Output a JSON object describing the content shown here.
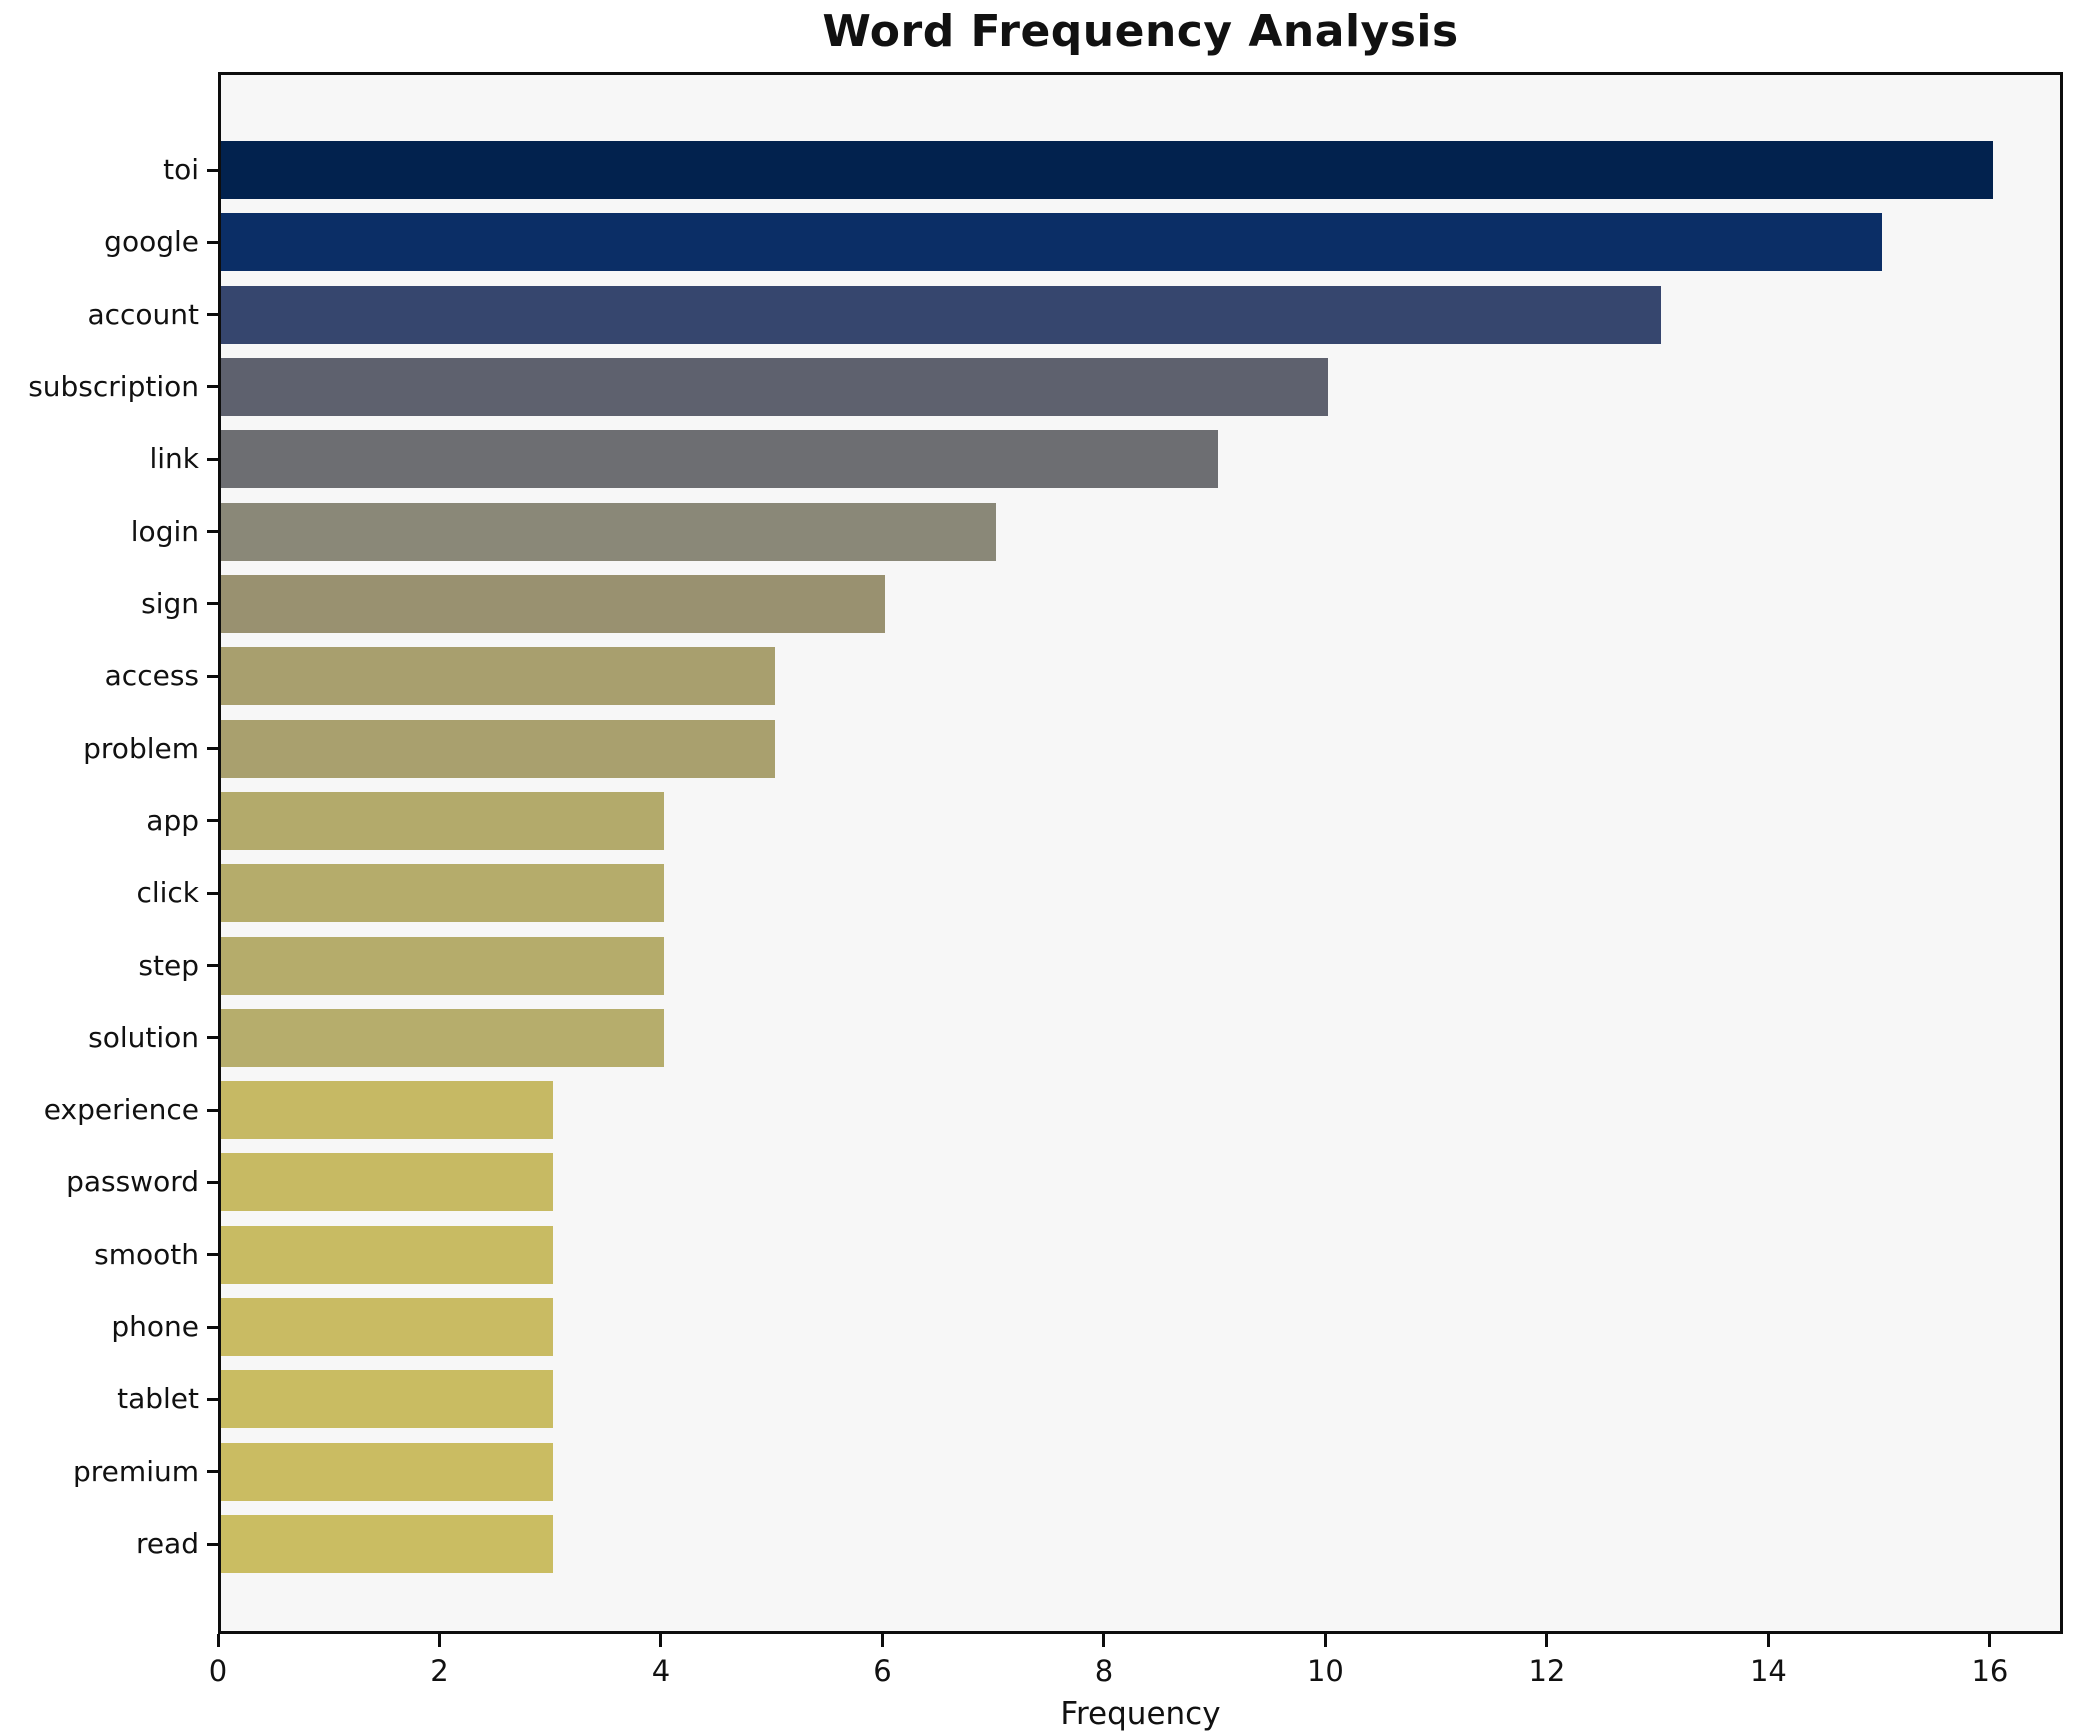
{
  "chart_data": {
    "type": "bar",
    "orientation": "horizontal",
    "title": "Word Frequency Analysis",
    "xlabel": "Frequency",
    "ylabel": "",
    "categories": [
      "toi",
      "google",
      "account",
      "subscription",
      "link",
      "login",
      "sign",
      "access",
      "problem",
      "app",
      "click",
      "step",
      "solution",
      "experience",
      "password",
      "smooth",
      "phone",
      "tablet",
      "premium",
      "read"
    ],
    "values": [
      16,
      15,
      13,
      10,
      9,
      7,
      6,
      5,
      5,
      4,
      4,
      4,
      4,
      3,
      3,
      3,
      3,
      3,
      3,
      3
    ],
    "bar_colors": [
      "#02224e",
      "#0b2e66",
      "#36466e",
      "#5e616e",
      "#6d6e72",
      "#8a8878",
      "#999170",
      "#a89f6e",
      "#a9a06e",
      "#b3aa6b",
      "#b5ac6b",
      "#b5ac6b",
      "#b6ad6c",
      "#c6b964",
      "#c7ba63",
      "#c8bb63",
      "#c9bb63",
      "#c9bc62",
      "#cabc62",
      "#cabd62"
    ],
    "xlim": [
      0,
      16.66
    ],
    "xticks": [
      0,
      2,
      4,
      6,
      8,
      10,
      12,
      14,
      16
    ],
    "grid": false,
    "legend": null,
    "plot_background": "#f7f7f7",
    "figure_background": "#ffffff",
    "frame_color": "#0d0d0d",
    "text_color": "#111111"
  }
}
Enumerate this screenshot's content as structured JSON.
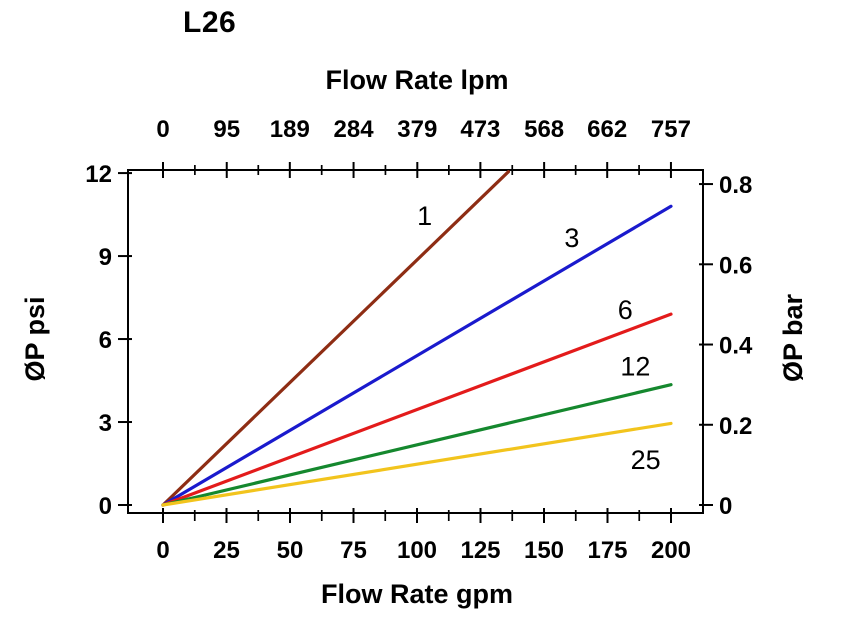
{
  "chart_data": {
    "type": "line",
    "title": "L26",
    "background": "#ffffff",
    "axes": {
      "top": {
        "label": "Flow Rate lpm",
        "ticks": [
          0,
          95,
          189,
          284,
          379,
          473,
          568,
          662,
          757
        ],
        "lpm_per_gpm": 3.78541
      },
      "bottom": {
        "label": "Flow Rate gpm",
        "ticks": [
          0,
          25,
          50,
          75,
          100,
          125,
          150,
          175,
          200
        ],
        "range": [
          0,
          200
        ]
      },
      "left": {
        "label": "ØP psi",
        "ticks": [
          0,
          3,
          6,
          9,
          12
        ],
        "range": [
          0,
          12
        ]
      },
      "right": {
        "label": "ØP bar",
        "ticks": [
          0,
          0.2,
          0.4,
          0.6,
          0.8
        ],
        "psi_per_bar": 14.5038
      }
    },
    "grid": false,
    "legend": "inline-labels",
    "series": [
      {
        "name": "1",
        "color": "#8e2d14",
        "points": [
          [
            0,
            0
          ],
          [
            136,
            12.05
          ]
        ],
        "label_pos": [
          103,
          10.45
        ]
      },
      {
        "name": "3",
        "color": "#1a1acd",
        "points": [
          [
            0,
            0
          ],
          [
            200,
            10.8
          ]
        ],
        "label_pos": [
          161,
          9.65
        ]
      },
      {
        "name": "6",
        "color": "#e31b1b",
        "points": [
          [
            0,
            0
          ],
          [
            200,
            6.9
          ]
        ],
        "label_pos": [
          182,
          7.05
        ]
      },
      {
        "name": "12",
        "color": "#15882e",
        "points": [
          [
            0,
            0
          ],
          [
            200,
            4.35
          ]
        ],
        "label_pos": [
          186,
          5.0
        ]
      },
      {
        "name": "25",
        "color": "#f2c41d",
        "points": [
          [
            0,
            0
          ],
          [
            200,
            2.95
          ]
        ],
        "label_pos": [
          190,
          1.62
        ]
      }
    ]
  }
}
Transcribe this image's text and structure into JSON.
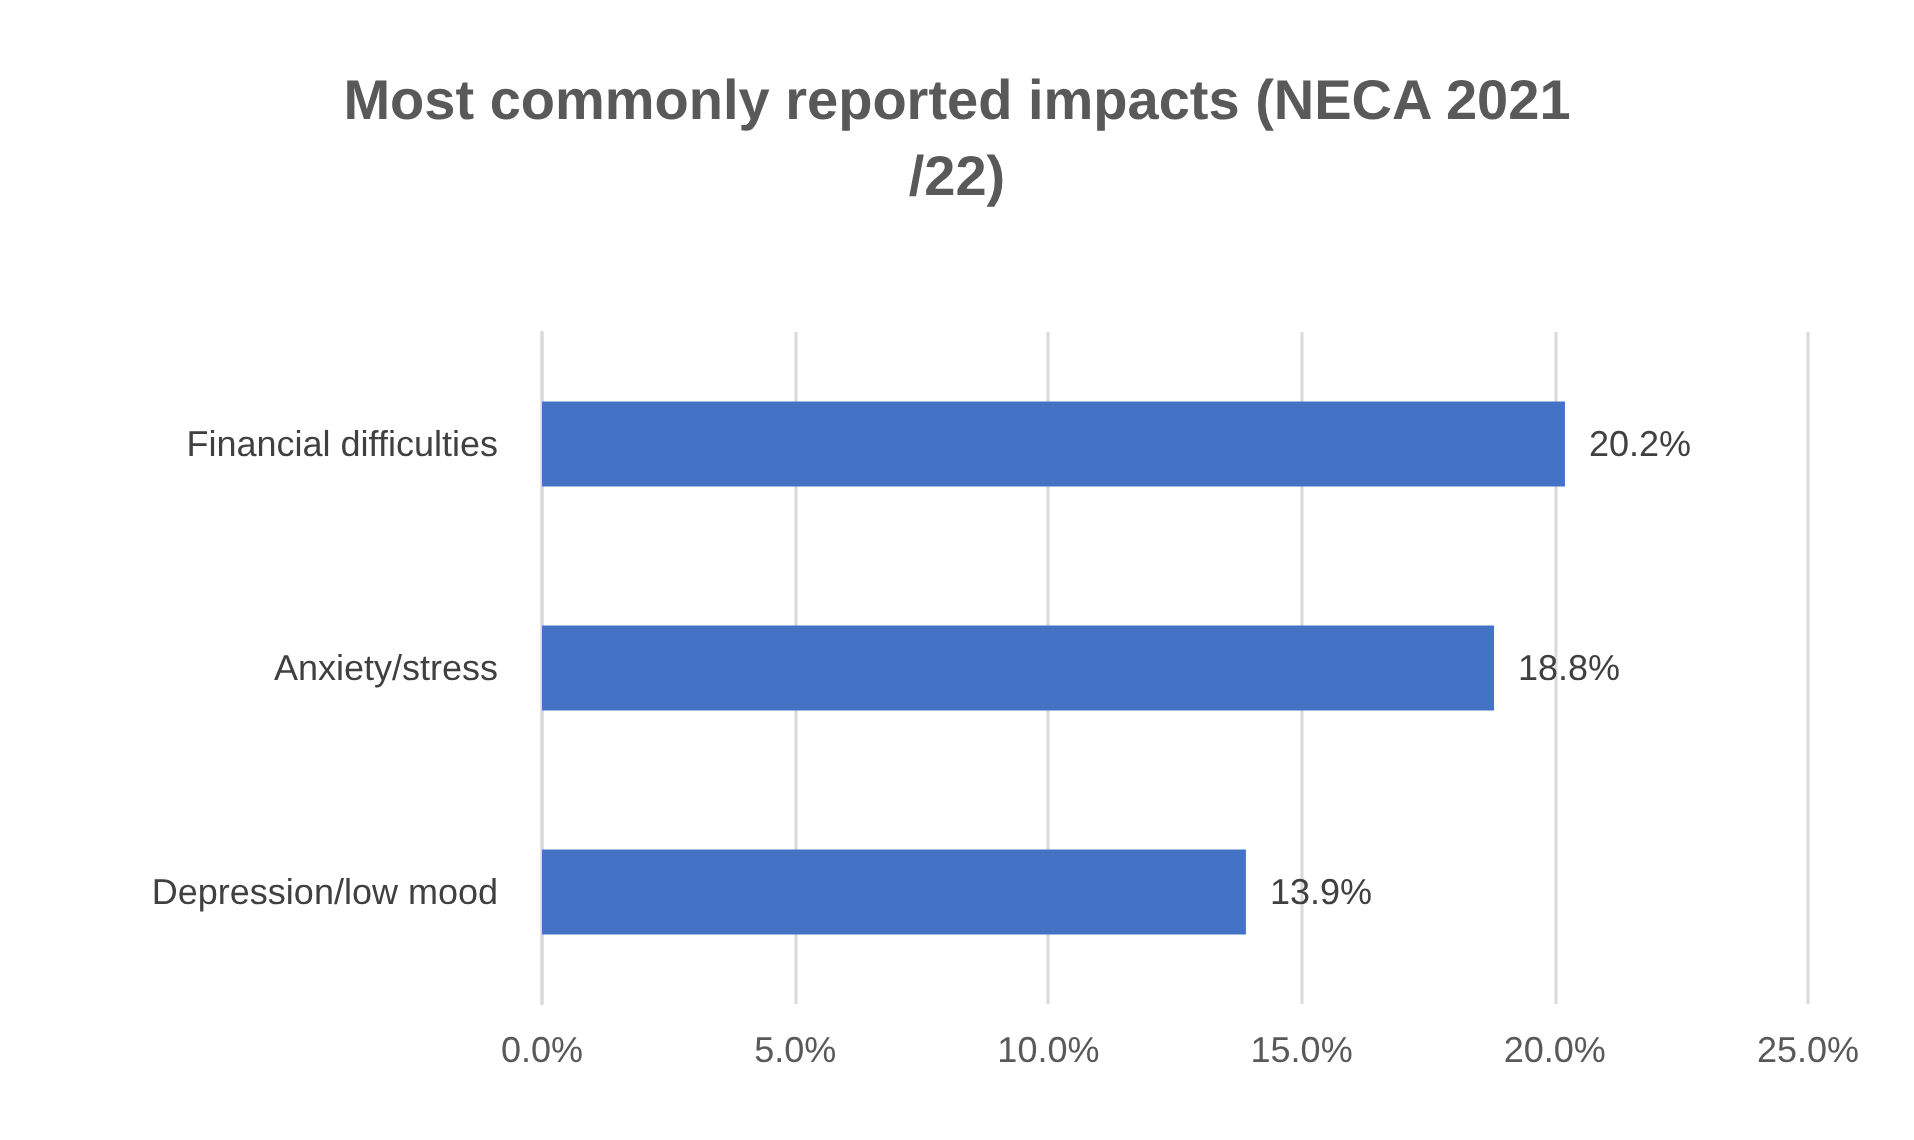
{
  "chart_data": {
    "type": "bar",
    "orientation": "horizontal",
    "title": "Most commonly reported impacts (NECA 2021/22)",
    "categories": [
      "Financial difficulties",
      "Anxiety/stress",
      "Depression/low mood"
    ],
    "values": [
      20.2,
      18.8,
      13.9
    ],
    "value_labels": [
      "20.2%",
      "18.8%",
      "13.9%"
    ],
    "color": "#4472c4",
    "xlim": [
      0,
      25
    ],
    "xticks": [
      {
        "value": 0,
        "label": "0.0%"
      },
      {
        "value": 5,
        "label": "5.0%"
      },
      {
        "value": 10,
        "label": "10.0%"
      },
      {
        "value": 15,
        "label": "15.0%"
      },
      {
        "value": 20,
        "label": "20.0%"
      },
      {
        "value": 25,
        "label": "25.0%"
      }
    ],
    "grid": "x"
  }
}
________
● EXERCISE AIM
Locate "Transcribe this image's" in the listing above, then print exactly the lines from that line through the final one, omitting all pictures.

● ANSWER TO THE TASK
Transcribe this image's text and structure into JSON.
{
  "chart_data": {
    "type": "bar",
    "orientation": "horizontal",
    "title": "Most commonly reported impacts (NECA 2021/22)",
    "categories": [
      "Financial difficulties",
      "Anxiety/stress",
      "Depression/low mood"
    ],
    "values": [
      20.2,
      18.8,
      13.9
    ],
    "value_labels": [
      "20.2%",
      "18.8%",
      "13.9%"
    ],
    "color": "#4472c4",
    "xlim": [
      0,
      25
    ],
    "xticks": [
      {
        "value": 0,
        "label": "0.0%"
      },
      {
        "value": 5,
        "label": "5.0%"
      },
      {
        "value": 10,
        "label": "10.0%"
      },
      {
        "value": 15,
        "label": "15.0%"
      },
      {
        "value": 20,
        "label": "20.0%"
      },
      {
        "value": 25,
        "label": "25.0%"
      }
    ],
    "grid": "x"
  }
}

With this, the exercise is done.